■ Exercise brief ■
In the entries that follow, how many lines contain the word "performance"? Answer with the number only.

■ Records for this task ■
______

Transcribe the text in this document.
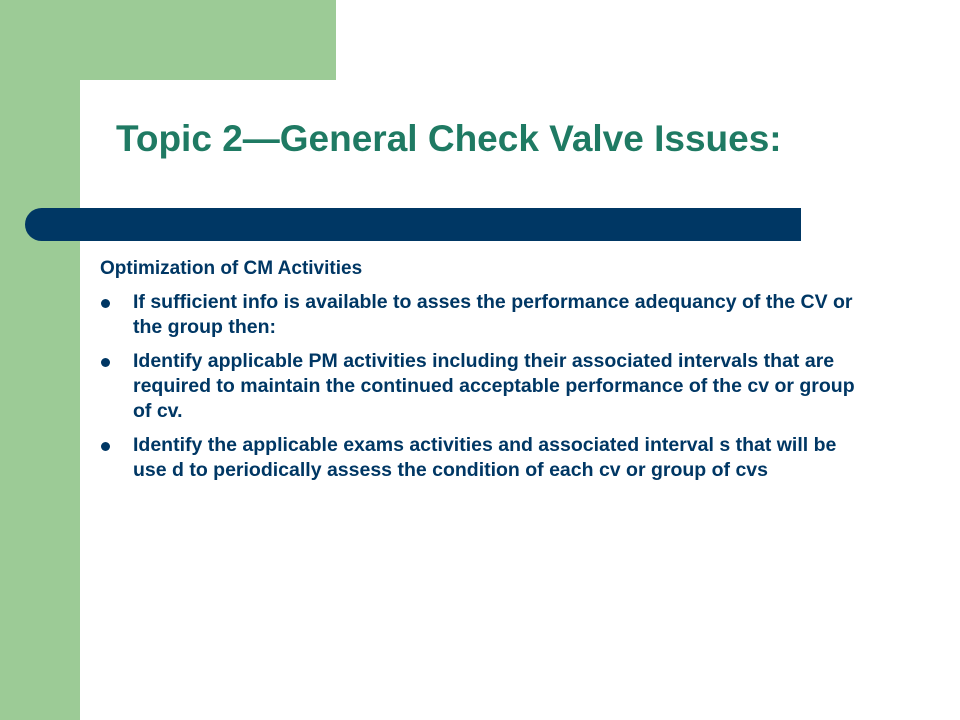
Topic 2—General Check Valve Issues:

Optimization of CM Activities

If sufficient info is available to asses the performance adequancy of the CV or the group then:
Identify applicable PM activities including their associated intervals that are required to maintain the continued acceptable performance of the cv or group of cv.
Identify the applicable exams activities and associated interval s that will be use d to periodically assess the condition of each cv or group of cvs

______

■ Answer for this exercise ■
2